Job.
Write down each entry again, exactly as it reads.

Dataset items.

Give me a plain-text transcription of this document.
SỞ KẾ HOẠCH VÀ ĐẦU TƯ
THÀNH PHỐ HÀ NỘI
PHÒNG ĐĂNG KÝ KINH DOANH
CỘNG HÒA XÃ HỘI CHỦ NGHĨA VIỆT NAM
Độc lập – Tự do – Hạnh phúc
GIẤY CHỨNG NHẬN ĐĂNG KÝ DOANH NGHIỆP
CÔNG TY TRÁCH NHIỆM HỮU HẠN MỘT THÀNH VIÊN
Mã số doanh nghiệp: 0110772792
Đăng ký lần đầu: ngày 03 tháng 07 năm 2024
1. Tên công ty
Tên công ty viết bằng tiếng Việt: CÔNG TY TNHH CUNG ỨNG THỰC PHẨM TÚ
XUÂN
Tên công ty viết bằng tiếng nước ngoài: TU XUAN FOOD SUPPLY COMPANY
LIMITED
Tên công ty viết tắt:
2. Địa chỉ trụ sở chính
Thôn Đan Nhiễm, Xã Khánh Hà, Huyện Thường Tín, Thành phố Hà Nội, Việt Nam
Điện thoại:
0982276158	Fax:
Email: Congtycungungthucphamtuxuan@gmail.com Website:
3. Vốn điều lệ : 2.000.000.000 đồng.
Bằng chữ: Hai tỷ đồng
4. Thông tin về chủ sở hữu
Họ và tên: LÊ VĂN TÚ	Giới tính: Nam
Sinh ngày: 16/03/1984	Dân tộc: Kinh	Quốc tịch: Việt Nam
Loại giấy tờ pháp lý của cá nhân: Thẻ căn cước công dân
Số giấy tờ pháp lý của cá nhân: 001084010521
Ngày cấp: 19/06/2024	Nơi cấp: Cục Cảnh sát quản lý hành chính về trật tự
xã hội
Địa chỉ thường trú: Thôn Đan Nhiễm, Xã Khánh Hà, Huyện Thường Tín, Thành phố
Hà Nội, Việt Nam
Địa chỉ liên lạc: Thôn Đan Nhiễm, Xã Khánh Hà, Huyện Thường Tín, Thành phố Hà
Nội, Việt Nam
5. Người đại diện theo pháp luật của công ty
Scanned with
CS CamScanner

Exercise result.
Give me a plain-text transcription of this document.
SỞ KẾ HOẠCH VÀ ĐẦU TƯ
THÀNH PHỐ HÀ NỘI
PHÒNG ĐĂNG KÝ KINH DOANH
CỘNG HÒA XÃ HỘI CHỦ NGHĨA VIỆT NAM
Độc lập – Tự do – Hạnh phúc
GIẤY CHỨNG NHẬN ĐĂNG KÝ DOANH NGHIỆP
CÔNG TY TRÁCH NHIỆM HỮU HẠN MỘT THÀNH VIÊN
Mã số doanh nghiệp: 0110772792
Đăng ký lần đầu: ngày 03 tháng 07 năm 2024
1. Tên công ty
Tên công ty viết bằng tiếng Việt: CÔNG TY TNHH CUNG ỨNG THỰC PHẨM TÚ
XUÂN
Tên công ty viết bằng tiếng nước ngoài: TU XUAN FOOD SUPPLY COMPANY
LIMITED
Tên công ty viết tắt:
2. Địa chỉ trụ sở chính
Thôn Đan Nhiễm, Xã Khánh Hà, Huyện Thường Tín, Thành phố Hà Nội, Việt Nam
Điện thoại:
0982276158	Fax:
Email: Congtycungungthucphamtuxuan@gmail.com Website:
3. Vốn điều lệ : 2.000.000.000 đồng.
Bằng chữ: Hai tỷ đồng
4. Thông tin về chủ sở hữu
Họ và tên: LÊ VĂN TÚ	Giới tính: Nam
Sinh ngày: 16/03/1984	Dân tộc: Kinh	Quốc tịch: Việt Nam
Loại giấy tờ pháp lý của cá nhân: Thẻ căn cước công dân
Số giấy tờ pháp lý của cá nhân: 001084010521
Ngày cấp: 19/06/2024	Nơi cấp: Cục Cảnh sát quản lý hành chính về trật tự
xã hội
Địa chỉ thường trú: Thôn Đan Nhiễm, Xã Khánh Hà, Huyện Thường Tín, Thành phố
Hà Nội, Việt Nam
Địa chỉ liên lạc: Thôn Đan Nhiễm, Xã Khánh Hà, Huyện Thường Tín, Thành phố Hà
Nội, Việt Nam
5. Người đại diện theo pháp luật của công ty
Scanned with
CS CamScanner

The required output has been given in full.